- [INPUT DATA]:
»»

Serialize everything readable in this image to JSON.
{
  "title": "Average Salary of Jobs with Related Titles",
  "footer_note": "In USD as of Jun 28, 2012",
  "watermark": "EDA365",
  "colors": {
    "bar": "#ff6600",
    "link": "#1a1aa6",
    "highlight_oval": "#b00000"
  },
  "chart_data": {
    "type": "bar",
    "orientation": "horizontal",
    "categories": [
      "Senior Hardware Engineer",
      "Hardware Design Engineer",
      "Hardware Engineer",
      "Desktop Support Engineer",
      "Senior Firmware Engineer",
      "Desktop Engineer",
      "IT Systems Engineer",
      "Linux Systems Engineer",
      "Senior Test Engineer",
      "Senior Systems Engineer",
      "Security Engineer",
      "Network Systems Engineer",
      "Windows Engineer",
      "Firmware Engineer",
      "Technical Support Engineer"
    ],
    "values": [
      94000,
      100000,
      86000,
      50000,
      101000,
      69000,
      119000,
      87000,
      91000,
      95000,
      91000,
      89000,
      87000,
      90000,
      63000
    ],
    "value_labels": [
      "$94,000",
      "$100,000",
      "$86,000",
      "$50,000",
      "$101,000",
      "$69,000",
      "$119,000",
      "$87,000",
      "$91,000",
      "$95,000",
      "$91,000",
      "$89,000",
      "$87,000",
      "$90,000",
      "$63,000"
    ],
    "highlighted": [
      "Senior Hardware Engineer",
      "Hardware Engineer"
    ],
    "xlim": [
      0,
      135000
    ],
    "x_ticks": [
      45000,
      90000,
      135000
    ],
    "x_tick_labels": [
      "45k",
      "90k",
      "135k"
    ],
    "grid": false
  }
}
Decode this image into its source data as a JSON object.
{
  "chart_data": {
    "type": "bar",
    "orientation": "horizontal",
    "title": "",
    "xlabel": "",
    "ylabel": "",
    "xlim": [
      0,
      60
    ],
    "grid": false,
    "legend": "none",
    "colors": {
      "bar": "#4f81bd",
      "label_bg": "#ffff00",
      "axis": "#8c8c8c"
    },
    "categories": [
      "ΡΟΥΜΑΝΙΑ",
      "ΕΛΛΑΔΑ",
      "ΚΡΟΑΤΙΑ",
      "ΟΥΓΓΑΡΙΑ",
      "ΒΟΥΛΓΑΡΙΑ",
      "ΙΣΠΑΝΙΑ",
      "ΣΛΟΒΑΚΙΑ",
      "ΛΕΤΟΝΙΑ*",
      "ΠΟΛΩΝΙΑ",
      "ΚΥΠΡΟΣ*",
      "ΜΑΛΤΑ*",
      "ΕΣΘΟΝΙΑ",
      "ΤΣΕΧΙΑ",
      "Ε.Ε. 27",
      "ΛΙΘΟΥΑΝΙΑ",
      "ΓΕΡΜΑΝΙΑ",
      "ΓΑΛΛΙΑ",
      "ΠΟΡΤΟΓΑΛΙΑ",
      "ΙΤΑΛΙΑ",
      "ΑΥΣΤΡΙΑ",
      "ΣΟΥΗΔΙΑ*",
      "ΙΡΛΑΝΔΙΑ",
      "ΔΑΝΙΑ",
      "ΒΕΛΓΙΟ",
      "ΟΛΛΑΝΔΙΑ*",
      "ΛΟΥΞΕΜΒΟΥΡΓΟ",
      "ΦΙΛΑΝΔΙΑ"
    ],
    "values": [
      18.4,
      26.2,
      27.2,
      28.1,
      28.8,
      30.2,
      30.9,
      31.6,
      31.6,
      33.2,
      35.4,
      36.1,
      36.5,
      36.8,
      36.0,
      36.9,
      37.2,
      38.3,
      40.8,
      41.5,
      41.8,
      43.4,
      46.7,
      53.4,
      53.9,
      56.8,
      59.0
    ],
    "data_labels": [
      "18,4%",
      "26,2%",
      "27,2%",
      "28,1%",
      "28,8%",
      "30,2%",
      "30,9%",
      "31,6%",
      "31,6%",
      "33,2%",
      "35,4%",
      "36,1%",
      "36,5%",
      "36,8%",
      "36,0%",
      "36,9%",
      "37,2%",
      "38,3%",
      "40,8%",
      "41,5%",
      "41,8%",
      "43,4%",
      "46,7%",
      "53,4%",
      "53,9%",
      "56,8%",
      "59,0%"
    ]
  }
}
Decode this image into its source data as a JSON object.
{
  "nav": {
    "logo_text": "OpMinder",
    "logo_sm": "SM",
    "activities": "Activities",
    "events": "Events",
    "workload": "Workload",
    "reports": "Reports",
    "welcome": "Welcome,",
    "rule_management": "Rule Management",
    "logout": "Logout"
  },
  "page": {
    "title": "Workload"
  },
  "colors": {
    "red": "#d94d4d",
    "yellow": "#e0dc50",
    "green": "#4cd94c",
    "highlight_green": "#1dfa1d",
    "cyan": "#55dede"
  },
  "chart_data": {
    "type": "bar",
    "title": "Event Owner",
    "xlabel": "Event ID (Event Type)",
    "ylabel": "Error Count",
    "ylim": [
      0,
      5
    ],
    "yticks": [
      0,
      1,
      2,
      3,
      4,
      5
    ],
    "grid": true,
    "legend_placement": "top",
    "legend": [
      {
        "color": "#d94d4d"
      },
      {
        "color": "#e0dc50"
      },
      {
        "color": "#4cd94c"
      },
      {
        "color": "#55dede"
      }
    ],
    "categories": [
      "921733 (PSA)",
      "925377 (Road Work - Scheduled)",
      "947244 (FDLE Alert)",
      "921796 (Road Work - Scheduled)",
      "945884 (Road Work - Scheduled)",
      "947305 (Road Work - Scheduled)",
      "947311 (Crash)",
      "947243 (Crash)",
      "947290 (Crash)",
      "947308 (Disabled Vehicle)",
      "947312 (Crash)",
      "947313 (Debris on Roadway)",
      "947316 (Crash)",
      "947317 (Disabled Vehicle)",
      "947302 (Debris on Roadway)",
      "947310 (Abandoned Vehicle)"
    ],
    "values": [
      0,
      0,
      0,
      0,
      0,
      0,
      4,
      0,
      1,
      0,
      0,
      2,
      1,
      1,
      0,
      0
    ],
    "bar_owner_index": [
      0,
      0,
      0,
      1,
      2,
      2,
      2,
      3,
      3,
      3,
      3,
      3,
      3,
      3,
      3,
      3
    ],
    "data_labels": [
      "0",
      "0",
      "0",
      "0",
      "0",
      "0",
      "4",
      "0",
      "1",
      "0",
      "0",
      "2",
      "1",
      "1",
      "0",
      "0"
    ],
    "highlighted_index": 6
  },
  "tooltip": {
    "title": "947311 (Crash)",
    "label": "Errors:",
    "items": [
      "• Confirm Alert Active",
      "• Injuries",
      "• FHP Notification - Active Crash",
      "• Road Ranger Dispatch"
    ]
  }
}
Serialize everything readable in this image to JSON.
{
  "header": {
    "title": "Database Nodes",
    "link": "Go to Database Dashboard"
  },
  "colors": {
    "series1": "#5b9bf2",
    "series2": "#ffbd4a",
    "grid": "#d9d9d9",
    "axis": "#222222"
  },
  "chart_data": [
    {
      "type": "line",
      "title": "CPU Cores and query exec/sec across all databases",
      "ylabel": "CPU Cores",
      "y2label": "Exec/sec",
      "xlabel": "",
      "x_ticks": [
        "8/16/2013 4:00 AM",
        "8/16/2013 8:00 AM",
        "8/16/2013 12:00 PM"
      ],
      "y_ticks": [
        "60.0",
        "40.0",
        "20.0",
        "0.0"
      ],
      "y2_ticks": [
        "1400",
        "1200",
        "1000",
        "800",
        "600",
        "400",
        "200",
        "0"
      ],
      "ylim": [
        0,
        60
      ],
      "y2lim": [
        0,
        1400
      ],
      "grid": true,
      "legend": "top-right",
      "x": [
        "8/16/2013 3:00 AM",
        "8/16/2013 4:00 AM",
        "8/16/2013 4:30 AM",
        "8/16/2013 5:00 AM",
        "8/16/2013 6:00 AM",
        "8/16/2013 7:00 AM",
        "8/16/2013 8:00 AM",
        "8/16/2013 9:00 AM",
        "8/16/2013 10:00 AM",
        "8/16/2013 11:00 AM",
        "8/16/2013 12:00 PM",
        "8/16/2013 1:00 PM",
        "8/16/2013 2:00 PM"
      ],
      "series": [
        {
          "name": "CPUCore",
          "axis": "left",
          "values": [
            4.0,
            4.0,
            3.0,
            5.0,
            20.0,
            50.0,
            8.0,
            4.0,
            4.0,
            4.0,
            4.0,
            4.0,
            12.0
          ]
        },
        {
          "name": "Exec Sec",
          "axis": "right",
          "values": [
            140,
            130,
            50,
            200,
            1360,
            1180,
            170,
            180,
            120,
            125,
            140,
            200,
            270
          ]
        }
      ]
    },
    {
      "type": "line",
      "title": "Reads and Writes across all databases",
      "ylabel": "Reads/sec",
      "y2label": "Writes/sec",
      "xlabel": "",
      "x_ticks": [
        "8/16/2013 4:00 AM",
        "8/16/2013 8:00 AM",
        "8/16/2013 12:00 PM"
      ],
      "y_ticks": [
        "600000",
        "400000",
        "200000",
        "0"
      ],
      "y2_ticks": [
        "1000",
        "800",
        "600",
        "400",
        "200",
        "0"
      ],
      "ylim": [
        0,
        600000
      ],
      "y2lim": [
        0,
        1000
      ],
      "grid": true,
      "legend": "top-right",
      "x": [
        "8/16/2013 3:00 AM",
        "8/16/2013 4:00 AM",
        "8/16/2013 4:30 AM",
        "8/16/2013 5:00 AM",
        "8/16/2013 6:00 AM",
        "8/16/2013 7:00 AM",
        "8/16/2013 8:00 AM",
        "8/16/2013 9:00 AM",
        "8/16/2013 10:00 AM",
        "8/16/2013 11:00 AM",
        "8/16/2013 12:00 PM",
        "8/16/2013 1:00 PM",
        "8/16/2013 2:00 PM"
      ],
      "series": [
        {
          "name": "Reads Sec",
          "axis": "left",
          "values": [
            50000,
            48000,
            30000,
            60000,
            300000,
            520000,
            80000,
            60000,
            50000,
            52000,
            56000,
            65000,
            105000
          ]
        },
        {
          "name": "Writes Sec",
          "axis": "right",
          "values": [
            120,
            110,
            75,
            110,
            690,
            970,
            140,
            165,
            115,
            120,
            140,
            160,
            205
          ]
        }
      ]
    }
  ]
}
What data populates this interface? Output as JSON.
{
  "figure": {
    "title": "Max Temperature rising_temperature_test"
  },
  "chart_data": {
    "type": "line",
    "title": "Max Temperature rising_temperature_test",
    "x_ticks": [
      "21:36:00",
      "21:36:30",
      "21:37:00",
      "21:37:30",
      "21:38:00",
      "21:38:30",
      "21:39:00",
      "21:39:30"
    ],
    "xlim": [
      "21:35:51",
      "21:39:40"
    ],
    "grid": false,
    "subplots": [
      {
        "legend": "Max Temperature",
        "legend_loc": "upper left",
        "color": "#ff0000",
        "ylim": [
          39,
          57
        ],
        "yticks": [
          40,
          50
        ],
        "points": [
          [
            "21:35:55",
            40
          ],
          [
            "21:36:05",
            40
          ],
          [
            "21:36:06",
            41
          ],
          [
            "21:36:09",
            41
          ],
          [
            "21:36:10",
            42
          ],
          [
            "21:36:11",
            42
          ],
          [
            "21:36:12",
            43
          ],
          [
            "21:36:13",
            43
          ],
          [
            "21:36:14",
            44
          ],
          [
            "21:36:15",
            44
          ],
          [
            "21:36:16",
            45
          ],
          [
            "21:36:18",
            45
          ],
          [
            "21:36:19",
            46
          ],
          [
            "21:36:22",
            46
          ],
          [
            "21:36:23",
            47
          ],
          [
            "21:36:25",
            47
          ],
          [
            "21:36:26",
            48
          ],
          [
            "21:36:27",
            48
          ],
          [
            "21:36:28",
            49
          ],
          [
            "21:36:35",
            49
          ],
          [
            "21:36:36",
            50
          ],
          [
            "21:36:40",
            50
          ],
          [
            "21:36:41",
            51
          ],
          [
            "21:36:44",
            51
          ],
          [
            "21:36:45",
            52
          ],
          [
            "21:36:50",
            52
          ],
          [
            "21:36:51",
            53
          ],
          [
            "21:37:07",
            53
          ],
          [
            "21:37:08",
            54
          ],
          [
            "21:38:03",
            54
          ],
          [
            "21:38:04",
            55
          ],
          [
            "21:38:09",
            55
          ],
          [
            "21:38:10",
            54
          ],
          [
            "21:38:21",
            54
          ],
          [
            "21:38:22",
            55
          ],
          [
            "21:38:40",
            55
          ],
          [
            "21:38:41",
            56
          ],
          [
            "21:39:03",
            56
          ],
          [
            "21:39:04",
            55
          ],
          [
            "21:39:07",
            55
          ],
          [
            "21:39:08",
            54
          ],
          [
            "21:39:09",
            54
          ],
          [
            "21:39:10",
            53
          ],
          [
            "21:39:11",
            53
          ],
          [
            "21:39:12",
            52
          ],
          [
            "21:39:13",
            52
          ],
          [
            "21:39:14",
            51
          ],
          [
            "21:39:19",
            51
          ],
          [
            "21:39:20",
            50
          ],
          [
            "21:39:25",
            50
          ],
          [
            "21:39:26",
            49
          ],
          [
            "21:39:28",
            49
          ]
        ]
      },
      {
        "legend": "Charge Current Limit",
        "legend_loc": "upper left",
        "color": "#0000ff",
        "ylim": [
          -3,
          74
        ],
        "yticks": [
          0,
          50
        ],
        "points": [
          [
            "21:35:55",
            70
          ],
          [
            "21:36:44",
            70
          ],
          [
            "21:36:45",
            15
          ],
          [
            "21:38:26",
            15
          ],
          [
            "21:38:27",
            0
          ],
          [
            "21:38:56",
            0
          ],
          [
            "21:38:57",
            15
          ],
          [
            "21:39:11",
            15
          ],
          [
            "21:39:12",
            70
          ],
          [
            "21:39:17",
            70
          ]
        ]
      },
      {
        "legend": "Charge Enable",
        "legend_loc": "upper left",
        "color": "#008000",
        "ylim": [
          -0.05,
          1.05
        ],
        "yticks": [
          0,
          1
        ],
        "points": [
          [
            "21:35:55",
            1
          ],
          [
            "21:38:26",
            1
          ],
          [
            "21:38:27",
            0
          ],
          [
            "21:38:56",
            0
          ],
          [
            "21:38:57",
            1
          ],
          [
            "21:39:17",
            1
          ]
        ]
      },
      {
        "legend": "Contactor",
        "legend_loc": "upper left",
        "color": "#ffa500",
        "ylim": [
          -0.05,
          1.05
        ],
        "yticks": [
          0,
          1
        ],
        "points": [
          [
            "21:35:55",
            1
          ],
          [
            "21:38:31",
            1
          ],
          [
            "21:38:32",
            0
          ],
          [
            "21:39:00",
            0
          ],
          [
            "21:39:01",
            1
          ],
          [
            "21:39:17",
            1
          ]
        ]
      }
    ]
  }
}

««

- [WHAT IS BEING ASKED]:
Track down the lines that include the word "ylabel" and copy them.

- [FINISHED ANSWER]:
    "ylabel": "",
    "ylabel": "Error Count",
      "ylabel": "CPU Cores",
      "ylabel": "Reads/sec",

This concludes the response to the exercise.